*What the task requires:* Send back all the data below, exactly as given.

*Material provided:*
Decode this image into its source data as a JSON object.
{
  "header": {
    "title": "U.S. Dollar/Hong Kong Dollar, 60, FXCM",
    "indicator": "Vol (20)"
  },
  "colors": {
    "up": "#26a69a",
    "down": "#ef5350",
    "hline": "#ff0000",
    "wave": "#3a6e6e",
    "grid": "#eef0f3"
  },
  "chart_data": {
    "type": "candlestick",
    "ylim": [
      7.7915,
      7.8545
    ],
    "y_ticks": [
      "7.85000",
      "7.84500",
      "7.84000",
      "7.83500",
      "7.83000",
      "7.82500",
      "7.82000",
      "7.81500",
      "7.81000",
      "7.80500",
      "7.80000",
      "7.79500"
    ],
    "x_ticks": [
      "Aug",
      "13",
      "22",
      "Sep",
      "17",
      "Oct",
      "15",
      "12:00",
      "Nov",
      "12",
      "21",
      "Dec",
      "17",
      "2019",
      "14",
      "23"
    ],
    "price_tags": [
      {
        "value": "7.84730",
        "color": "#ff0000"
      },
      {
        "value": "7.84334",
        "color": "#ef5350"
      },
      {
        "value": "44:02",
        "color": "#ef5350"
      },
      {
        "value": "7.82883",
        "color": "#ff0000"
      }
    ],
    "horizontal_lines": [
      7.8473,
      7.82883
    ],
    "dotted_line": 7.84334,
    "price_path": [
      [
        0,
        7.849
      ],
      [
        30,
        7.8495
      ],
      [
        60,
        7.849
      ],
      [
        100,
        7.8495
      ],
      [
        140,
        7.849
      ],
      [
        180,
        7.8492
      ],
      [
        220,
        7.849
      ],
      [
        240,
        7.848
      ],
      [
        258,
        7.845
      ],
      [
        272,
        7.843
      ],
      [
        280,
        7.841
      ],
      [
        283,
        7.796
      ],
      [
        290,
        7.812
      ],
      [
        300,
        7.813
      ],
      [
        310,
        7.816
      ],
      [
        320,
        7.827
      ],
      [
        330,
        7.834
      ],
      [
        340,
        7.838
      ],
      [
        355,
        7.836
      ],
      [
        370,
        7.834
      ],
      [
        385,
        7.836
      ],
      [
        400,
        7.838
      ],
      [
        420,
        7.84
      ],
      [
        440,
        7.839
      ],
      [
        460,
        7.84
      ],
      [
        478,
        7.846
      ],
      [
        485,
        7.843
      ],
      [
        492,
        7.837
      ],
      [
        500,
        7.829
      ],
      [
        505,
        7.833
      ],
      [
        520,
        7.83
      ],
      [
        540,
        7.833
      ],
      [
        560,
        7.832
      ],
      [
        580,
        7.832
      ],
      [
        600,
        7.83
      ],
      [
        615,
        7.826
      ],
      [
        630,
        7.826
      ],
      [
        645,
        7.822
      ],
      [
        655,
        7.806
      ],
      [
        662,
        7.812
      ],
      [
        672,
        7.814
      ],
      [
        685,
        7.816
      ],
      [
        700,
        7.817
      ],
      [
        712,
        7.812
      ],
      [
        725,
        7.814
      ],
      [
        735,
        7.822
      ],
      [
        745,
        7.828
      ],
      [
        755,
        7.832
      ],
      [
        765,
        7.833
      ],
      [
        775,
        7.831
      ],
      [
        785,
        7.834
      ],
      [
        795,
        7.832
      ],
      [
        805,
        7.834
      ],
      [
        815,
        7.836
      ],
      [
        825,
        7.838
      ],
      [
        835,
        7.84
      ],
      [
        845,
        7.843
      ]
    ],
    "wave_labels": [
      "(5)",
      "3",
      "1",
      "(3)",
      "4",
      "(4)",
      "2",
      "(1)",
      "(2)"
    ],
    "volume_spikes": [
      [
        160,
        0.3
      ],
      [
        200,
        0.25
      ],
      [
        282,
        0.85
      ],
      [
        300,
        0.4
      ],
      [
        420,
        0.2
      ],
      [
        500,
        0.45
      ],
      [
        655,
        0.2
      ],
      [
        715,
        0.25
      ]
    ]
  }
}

*Solution to the exercise:*
Decode this image into its source data as a JSON object.
{
  "header": {
    "title": "U.S. Dollar/Hong Kong Dollar, 60, FXCM",
    "indicator": "Vol (20)"
  },
  "colors": {
    "up": "#26a69a",
    "down": "#ef5350",
    "hline": "#ff0000",
    "wave": "#3a6e6e",
    "grid": "#eef0f3"
  },
  "chart_data": {
    "type": "candlestick",
    "ylim": [
      7.7915,
      7.8545
    ],
    "y_ticks": [
      "7.85000",
      "7.84500",
      "7.84000",
      "7.83500",
      "7.83000",
      "7.82500",
      "7.82000",
      "7.81500",
      "7.81000",
      "7.80500",
      "7.80000",
      "7.79500"
    ],
    "x_ticks": [
      "Aug",
      "13",
      "22",
      "Sep",
      "17",
      "Oct",
      "15",
      "12:00",
      "Nov",
      "12",
      "21",
      "Dec",
      "17",
      "2019",
      "14",
      "23"
    ],
    "price_tags": [
      {
        "value": "7.84730",
        "color": "#ff0000"
      },
      {
        "value": "7.84334",
        "color": "#ef5350"
      },
      {
        "value": "44:02",
        "color": "#ef5350"
      },
      {
        "value": "7.82883",
        "color": "#ff0000"
      }
    ],
    "horizontal_lines": [
      7.8473,
      7.82883
    ],
    "dotted_line": 7.84334,
    "price_path": [
      [
        0,
        7.849
      ],
      [
        30,
        7.8495
      ],
      [
        60,
        7.849
      ],
      [
        100,
        7.8495
      ],
      [
        140,
        7.849
      ],
      [
        180,
        7.8492
      ],
      [
        220,
        7.849
      ],
      [
        240,
        7.848
      ],
      [
        258,
        7.845
      ],
      [
        272,
        7.843
      ],
      [
        280,
        7.841
      ],
      [
        283,
        7.796
      ],
      [
        290,
        7.812
      ],
      [
        300,
        7.813
      ],
      [
        310,
        7.816
      ],
      [
        320,
        7.827
      ],
      [
        330,
        7.834
      ],
      [
        340,
        7.838
      ],
      [
        355,
        7.836
      ],
      [
        370,
        7.834
      ],
      [
        385,
        7.836
      ],
      [
        400,
        7.838
      ],
      [
        420,
        7.84
      ],
      [
        440,
        7.839
      ],
      [
        460,
        7.84
      ],
      [
        478,
        7.846
      ],
      [
        485,
        7.843
      ],
      [
        492,
        7.837
      ],
      [
        500,
        7.829
      ],
      [
        505,
        7.833
      ],
      [
        520,
        7.83
      ],
      [
        540,
        7.833
      ],
      [
        560,
        7.832
      ],
      [
        580,
        7.832
      ],
      [
        600,
        7.83
      ],
      [
        615,
        7.826
      ],
      [
        630,
        7.826
      ],
      [
        645,
        7.822
      ],
      [
        655,
        7.806
      ],
      [
        662,
        7.812
      ],
      [
        672,
        7.814
      ],
      [
        685,
        7.816
      ],
      [
        700,
        7.817
      ],
      [
        712,
        7.812
      ],
      [
        725,
        7.814
      ],
      [
        735,
        7.822
      ],
      [
        745,
        7.828
      ],
      [
        755,
        7.832
      ],
      [
        765,
        7.833
      ],
      [
        775,
        7.831
      ],
      [
        785,
        7.834
      ],
      [
        795,
        7.832
      ],
      [
        805,
        7.834
      ],
      [
        815,
        7.836
      ],
      [
        825,
        7.838
      ],
      [
        835,
        7.84
      ],
      [
        845,
        7.843
      ]
    ],
    "wave_labels": [
      "(5)",
      "3",
      "1",
      "(3)",
      "4",
      "(4)",
      "2",
      "(1)",
      "(2)"
    ],
    "volume_spikes": [
      [
        160,
        0.3
      ],
      [
        200,
        0.25
      ],
      [
        282,
        0.85
      ],
      [
        300,
        0.4
      ],
      [
        420,
        0.2
      ],
      [
        500,
        0.45
      ],
      [
        655,
        0.2
      ],
      [
        715,
        0.25
      ]
    ]
  }
}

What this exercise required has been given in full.